===== Material provided

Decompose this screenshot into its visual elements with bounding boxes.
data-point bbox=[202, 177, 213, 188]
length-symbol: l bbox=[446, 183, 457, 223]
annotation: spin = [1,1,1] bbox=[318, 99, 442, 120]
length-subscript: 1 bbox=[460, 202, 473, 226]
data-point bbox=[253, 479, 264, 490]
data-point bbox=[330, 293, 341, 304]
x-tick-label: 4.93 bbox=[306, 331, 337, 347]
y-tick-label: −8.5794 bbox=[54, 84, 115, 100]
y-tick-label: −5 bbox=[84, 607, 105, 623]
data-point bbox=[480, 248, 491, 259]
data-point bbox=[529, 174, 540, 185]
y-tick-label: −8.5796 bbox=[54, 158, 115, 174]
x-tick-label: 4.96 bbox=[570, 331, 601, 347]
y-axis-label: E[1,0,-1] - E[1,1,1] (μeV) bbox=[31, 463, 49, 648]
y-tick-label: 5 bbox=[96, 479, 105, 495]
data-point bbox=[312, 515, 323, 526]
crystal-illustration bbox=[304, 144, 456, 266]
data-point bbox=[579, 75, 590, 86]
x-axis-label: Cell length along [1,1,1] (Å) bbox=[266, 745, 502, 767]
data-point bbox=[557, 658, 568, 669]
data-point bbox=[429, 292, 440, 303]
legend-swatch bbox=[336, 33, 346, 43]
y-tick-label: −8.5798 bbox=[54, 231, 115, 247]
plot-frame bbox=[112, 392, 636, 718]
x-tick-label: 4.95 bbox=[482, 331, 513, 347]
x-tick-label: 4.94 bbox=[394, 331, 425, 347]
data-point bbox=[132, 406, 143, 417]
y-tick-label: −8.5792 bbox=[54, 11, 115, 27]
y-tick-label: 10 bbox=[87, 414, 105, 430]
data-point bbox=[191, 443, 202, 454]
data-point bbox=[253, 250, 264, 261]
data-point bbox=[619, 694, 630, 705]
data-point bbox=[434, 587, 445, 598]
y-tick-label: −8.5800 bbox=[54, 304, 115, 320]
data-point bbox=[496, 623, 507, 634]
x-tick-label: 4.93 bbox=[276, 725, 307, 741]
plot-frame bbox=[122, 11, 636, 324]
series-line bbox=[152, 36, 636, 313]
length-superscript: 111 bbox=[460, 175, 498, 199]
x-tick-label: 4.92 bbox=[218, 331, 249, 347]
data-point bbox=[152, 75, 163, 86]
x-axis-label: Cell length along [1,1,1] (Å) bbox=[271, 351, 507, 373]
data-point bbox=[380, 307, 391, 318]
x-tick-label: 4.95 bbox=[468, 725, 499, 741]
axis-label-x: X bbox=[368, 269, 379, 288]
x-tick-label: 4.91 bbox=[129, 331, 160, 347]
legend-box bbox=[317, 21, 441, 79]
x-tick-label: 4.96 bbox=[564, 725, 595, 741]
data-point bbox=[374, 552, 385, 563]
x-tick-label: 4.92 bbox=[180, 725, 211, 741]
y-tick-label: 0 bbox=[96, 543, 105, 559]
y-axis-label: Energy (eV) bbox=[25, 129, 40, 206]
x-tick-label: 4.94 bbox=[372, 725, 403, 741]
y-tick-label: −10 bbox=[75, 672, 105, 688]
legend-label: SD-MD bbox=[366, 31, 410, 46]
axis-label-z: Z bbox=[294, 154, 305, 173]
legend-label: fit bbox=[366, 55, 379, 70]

==========

## Aim
Convert the records above into a numbered list, one item per line and no blank lines. Begin at the first line of the records and stop after the line containing "data-point bbox=[253, 479, 264, 490]".

## Correct answer
1. Decompose this screenshot into its visual elements with bounding boxes.
2. data-point bbox=[202, 177, 213, 188]
3. length-symbol: l bbox=[446, 183, 457, 223]
4. annotation: spin = [1,1,1] bbox=[318, 99, 442, 120]
5. length-subscript: 1 bbox=[460, 202, 473, 226]
6. data-point bbox=[253, 479, 264, 490]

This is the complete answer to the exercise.